**GOAL OF THE EXERCISE**
Pick every line with "that" from the material below.

**SUPPLIED RECORDS**
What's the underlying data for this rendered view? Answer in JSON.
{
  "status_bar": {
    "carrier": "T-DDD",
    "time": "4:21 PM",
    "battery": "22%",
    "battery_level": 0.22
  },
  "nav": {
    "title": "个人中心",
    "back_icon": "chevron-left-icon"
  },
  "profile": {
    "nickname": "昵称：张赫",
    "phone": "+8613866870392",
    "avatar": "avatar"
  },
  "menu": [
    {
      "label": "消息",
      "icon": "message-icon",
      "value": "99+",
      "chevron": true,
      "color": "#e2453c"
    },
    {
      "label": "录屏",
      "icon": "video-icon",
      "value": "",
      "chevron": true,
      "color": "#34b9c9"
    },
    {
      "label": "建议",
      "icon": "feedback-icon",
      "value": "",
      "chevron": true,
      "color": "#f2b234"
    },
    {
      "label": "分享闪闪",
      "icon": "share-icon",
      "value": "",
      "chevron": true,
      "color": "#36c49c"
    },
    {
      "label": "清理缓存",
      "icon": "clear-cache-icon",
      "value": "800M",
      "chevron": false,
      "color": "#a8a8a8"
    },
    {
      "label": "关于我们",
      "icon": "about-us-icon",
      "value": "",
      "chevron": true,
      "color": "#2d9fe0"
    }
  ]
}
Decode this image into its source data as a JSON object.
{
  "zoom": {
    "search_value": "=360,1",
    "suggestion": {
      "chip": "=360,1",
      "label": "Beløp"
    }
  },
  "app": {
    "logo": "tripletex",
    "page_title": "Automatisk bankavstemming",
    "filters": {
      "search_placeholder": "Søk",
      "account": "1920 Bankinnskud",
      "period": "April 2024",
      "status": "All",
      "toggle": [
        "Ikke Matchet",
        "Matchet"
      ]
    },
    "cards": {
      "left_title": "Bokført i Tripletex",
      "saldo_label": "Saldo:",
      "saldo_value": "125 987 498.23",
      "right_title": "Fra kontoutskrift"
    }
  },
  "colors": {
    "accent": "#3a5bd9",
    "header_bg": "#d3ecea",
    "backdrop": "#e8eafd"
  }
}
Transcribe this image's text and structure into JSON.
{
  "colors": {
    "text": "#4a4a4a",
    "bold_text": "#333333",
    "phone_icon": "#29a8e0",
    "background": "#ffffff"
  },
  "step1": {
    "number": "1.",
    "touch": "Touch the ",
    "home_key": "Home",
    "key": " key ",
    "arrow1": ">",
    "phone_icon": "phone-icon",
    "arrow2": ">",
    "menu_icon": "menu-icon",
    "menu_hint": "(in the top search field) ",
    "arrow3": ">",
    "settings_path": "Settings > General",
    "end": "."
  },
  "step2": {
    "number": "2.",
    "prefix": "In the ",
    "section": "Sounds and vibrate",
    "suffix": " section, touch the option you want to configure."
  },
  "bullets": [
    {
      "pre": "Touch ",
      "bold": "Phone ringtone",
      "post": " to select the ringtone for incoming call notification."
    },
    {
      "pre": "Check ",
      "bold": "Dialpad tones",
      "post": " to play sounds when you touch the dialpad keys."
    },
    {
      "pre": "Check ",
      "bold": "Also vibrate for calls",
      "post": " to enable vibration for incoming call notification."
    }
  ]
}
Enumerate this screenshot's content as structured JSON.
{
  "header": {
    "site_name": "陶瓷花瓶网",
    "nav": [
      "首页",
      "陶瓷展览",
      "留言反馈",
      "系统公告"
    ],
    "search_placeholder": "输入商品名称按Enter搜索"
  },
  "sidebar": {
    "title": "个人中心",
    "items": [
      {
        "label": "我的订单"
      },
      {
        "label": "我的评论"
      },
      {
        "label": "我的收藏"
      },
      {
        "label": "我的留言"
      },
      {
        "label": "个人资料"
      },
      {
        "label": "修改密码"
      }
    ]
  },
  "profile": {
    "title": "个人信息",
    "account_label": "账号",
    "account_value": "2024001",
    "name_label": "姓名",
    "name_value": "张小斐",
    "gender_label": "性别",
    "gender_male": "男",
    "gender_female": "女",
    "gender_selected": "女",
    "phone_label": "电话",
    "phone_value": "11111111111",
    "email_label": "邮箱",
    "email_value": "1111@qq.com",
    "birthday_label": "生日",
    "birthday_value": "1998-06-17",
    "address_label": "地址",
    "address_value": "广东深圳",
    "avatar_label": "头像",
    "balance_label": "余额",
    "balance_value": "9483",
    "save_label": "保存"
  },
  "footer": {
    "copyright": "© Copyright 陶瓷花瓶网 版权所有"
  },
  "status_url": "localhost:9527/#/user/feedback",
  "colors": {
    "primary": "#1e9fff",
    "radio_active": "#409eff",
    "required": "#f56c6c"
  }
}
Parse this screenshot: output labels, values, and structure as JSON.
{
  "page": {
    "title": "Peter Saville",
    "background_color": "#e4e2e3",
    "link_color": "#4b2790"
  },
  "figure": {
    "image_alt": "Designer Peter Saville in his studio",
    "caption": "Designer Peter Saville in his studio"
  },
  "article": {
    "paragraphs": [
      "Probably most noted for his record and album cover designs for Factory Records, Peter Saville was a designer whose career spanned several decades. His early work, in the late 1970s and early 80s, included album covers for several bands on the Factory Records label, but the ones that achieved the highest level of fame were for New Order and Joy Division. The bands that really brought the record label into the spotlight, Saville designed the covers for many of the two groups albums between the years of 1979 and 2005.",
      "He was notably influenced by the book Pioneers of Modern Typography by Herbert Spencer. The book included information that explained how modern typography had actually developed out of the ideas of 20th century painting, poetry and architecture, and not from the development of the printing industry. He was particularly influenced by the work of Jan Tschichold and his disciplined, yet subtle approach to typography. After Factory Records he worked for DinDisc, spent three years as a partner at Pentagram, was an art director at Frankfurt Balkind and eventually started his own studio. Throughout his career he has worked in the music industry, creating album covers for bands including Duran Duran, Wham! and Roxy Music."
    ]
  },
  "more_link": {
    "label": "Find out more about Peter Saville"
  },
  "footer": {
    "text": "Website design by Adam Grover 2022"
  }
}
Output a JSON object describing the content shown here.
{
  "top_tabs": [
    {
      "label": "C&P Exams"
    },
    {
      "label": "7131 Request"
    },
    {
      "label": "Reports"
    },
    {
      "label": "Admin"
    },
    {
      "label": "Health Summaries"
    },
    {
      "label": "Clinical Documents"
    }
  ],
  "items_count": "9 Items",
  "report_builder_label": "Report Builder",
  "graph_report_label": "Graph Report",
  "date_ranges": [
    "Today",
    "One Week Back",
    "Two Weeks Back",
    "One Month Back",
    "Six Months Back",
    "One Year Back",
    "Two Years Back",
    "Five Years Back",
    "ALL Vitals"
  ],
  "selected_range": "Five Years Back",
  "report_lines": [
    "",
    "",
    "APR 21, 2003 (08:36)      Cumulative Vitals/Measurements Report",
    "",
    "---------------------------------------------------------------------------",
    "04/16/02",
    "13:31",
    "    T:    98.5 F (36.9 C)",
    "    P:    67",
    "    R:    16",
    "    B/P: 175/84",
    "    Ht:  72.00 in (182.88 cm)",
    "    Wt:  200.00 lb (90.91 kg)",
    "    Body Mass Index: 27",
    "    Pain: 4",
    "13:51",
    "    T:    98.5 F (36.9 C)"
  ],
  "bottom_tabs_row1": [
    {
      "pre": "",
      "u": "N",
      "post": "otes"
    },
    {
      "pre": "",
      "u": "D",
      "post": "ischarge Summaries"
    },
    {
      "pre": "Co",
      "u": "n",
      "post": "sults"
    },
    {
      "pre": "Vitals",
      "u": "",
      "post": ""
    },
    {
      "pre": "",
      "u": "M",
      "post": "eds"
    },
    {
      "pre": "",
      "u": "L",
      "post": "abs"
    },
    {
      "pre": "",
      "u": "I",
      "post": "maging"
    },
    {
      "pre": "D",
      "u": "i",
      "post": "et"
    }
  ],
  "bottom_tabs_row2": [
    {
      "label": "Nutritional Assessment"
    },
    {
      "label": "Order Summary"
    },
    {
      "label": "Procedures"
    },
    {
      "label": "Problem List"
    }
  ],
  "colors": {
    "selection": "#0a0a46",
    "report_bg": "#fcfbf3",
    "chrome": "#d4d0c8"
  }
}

**EXERCISE OUTPUT**
      "Probably most noted for his record and album cover designs for Factory Records, Peter Saville was a designer whose career spanned several decades. His early work, in the late 1970s and early 80s, included album covers for several bands on the Factory Records label, but the ones that achieved the highest level of fame were for New Order and Joy Division. The bands that really brought the record label into the spotlight, Saville designed the covers for many of the two groups albums between the years of 1979 and 2005.",
      "He was notably influenced by the book Pioneers of Modern Typography by Herbert Spencer. The book included information that explained how modern typography had actually developed out of the ideas of 20th century painting, poetry and architecture, and not from the development of the printing industry. He was particularly influenced by the work of Jan Tschichold and his disciplined, yet subtle approach to typography. After Factory Records he worked for DinDisc, spent three years as a partner at Pentagram, was an art director at Frankfurt Balkind and eventually started his own studio. Throughout his career he has worked in the music industry, creating album covers for bands including Duran Duran, Wham! and Roxy Music."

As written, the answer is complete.